**Objective:**
Your job is to restate each entry word for word.

══ Listing ══

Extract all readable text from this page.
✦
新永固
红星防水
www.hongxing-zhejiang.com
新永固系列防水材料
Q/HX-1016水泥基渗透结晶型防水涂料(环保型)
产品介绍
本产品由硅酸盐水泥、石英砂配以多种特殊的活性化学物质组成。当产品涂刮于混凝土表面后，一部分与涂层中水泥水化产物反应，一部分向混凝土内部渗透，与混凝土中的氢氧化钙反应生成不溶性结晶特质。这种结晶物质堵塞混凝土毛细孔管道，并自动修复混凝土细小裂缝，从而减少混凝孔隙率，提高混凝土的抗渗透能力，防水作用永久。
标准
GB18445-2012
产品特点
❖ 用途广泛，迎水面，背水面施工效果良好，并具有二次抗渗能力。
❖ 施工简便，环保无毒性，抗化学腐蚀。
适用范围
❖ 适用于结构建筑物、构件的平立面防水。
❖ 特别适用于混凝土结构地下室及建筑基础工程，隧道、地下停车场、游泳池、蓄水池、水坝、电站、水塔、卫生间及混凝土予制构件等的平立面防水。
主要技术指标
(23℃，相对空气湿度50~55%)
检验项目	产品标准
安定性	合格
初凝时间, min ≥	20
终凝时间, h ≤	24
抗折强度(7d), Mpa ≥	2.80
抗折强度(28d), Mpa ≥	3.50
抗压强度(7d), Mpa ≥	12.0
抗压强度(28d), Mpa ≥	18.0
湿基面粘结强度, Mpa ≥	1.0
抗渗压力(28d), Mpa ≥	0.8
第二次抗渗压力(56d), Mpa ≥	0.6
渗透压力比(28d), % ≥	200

═══

**Result for this task:**
Extract all readable text from this page.
✦
新永固
红星防水
www.hongxing-zhejiang.com
新永固系列防水材料
Q/HX-1016水泥基渗透结晶型防水涂料(环保型)
产品介绍
本产品由硅酸盐水泥、石英砂配以多种特殊的活性化学物质组成。当产品涂刮于混凝土表面后，一部分与涂层中水泥水化产物反应，一部分向混凝土内部渗透，与混凝土中的氢氧化钙反应生成不溶性结晶特质。这种结晶物质堵塞混凝土毛细孔管道，并自动修复混凝土细小裂缝，从而减少混凝孔隙率，提高混凝土的抗渗透能力，防水作用永久。
标准
GB18445-2012
产品特点
❖ 用途广泛，迎水面，背水面施工效果良好，并具有二次抗渗能力。
❖ 施工简便，环保无毒性，抗化学腐蚀。
适用范围
❖ 适用于结构建筑物、构件的平立面防水。
❖ 特别适用于混凝土结构地下室及建筑基础工程，隧道、地下停车场、游泳池、蓄水池、水坝、电站、水塔、卫生间及混凝土予制构件等的平立面防水。
主要技术指标
(23℃，相对空气湿度50~55%)
检验项目	产品标准
安定性	合格
初凝时间, min ≥	20
终凝时间, h ≤	24
抗折强度(7d), Mpa ≥	2.80
抗折强度(28d), Mpa ≥	3.50
抗压强度(7d), Mpa ≥	12.0
抗压强度(28d), Mpa ≥	18.0
湿基面粘结强度, Mpa ≥	1.0
抗渗压力(28d), Mpa ≥	0.8
第二次抗渗压力(56d), Mpa ≥	0.6
渗透压力比(28d), % ≥	200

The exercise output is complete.